- Brief:
Using the listing below, select the lines with the word "What" and copy them.

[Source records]
START
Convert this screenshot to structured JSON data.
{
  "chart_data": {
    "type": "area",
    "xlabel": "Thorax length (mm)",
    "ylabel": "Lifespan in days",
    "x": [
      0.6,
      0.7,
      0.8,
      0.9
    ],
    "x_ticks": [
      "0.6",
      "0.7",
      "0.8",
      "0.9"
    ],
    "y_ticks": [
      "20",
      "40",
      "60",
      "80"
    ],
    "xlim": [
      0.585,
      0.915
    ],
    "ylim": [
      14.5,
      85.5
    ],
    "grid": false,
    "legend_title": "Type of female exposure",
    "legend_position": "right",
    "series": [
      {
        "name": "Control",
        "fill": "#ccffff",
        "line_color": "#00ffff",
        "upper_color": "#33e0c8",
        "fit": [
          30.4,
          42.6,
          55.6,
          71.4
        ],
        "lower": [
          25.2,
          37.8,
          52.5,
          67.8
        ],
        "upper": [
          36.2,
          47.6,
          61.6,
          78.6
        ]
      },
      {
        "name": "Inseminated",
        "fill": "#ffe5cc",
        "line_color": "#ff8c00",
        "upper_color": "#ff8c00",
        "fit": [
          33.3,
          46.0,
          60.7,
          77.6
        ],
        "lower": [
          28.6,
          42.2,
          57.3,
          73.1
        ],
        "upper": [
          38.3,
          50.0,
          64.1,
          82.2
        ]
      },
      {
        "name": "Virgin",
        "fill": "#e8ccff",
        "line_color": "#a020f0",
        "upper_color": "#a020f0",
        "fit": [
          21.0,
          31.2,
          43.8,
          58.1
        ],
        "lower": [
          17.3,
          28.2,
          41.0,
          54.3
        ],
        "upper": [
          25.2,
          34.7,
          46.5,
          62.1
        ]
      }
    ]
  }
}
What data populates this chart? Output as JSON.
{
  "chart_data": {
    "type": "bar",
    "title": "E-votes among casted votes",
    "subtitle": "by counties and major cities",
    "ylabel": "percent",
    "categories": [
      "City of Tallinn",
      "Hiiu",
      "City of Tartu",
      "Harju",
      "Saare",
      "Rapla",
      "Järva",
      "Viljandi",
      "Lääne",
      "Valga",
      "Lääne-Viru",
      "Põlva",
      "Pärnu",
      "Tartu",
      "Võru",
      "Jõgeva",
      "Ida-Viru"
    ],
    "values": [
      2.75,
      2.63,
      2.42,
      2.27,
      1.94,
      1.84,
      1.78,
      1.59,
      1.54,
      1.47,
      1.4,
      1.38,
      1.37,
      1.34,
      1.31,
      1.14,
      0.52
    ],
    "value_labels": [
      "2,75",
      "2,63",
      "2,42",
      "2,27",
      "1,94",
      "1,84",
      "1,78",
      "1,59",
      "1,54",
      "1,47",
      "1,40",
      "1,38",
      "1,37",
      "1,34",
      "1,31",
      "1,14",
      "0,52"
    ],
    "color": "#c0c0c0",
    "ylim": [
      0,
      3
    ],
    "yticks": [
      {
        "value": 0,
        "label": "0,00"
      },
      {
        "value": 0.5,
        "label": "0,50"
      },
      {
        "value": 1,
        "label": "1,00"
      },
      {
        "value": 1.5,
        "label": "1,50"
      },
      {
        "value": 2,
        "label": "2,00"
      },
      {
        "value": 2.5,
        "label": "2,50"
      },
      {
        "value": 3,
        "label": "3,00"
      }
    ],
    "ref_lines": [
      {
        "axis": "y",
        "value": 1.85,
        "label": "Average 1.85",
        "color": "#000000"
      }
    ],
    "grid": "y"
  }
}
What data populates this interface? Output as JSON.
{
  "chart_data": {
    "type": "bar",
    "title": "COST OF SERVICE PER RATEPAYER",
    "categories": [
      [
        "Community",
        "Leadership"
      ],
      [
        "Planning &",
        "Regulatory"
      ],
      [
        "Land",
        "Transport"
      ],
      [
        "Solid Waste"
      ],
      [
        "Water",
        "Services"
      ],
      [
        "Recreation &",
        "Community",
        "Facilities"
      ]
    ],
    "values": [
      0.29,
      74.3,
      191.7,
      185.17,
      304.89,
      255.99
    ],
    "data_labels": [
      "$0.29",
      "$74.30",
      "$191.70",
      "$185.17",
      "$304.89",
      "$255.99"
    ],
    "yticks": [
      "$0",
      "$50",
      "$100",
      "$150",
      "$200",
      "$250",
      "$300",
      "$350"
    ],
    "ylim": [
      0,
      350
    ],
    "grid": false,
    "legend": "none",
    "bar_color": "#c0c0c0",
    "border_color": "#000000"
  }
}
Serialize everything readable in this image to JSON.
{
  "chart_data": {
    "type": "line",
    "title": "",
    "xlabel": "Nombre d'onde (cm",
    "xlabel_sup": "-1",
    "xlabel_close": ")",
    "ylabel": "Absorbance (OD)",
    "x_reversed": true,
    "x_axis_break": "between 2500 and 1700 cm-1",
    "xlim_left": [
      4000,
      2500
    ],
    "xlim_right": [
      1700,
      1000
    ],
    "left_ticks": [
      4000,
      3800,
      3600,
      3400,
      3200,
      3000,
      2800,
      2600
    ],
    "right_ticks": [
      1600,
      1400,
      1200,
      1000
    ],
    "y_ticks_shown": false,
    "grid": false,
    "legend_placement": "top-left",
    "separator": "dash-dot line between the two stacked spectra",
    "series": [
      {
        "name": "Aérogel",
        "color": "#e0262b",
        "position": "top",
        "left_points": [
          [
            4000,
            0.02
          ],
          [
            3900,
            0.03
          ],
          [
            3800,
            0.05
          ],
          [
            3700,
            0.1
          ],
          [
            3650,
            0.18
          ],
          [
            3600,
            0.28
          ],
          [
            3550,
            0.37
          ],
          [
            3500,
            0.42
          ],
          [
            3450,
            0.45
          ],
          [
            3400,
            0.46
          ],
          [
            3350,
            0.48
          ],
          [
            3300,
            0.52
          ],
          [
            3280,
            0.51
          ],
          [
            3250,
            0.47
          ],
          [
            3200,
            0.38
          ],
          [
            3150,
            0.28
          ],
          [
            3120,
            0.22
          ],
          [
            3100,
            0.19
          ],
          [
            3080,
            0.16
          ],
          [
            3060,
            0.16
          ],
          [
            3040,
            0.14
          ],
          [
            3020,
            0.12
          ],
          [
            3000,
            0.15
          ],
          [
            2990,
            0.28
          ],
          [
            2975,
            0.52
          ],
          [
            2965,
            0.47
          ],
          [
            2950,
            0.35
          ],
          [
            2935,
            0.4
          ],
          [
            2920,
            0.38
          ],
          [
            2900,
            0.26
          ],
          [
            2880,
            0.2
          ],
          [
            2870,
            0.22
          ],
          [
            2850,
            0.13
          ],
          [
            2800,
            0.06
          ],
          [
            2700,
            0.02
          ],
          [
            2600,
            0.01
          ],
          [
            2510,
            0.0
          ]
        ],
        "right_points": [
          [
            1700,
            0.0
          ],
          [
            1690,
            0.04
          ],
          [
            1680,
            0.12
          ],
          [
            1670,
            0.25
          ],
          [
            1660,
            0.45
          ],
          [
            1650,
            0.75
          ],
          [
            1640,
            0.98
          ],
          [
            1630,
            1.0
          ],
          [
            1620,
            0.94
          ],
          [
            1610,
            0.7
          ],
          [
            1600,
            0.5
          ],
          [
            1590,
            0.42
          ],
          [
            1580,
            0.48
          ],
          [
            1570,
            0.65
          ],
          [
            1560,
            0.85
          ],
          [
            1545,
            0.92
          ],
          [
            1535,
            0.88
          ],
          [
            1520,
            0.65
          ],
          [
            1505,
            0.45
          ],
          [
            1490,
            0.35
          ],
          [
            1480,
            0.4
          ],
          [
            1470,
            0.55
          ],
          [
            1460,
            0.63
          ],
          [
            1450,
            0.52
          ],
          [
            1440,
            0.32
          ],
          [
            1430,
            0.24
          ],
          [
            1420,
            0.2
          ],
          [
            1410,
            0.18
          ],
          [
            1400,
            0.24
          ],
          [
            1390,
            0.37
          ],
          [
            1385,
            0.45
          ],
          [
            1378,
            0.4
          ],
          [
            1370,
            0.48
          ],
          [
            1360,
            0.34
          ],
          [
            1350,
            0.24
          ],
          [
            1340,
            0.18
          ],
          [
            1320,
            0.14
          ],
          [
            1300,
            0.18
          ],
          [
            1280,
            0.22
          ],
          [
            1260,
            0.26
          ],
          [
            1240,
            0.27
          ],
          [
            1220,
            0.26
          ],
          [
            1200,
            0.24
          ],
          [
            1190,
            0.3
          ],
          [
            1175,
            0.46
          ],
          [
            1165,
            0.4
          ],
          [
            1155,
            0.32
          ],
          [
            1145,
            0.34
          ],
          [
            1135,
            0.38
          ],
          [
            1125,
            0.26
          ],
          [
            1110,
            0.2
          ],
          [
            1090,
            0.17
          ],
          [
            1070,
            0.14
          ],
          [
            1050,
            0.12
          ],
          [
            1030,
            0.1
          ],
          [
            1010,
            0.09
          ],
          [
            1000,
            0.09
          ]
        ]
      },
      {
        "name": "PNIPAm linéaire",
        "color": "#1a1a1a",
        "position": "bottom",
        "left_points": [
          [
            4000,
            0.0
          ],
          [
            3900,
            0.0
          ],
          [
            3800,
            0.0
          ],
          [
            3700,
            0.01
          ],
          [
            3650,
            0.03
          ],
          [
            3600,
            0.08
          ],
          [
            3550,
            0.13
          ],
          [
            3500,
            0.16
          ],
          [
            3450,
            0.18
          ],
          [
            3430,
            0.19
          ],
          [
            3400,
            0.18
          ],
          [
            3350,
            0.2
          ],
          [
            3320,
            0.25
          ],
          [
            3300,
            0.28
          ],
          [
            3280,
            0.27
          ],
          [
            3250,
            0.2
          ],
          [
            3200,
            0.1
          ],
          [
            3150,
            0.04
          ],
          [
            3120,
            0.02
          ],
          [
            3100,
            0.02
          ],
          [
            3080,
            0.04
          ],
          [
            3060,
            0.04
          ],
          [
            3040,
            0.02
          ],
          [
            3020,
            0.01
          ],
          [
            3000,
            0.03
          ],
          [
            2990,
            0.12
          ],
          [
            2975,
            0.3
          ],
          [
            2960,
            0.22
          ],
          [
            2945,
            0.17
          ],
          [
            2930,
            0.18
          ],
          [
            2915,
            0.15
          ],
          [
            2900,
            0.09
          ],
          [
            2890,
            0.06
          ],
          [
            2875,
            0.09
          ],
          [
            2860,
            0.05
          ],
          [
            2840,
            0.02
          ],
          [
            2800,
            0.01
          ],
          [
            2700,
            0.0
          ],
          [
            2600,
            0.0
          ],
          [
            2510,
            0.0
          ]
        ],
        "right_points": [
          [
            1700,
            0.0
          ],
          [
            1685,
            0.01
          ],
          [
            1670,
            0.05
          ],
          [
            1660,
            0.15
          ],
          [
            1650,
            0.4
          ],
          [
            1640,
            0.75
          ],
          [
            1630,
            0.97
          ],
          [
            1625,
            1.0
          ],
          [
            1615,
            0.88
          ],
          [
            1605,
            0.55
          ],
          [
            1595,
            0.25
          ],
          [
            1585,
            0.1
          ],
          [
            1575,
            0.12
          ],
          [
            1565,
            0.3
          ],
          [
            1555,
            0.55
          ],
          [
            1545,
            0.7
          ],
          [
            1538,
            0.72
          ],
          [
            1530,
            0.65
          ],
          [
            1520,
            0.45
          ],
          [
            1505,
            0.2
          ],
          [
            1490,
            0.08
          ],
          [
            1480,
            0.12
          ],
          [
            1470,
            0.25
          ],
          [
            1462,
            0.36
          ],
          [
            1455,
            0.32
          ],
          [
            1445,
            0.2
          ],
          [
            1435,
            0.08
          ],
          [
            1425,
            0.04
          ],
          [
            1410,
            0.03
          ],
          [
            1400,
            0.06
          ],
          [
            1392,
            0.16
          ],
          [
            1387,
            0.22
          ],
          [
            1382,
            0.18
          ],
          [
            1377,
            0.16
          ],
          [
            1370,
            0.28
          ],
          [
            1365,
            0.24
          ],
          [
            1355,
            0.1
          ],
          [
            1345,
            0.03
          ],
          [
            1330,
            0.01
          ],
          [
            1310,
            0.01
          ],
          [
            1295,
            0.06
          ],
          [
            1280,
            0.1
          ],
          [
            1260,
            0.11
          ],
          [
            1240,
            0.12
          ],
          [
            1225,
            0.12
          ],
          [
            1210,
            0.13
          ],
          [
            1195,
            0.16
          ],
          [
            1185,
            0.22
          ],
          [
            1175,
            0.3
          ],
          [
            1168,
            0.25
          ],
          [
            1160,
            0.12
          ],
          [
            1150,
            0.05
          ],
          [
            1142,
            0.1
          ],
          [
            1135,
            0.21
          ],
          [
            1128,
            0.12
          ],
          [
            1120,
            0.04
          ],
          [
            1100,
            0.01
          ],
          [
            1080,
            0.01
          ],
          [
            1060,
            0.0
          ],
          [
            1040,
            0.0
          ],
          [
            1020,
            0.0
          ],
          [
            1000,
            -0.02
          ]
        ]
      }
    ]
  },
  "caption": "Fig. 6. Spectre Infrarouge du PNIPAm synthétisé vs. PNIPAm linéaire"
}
END
- Correct result:
What data populates this chart? Output as JSON.
What data populates this interface? Output as JSON.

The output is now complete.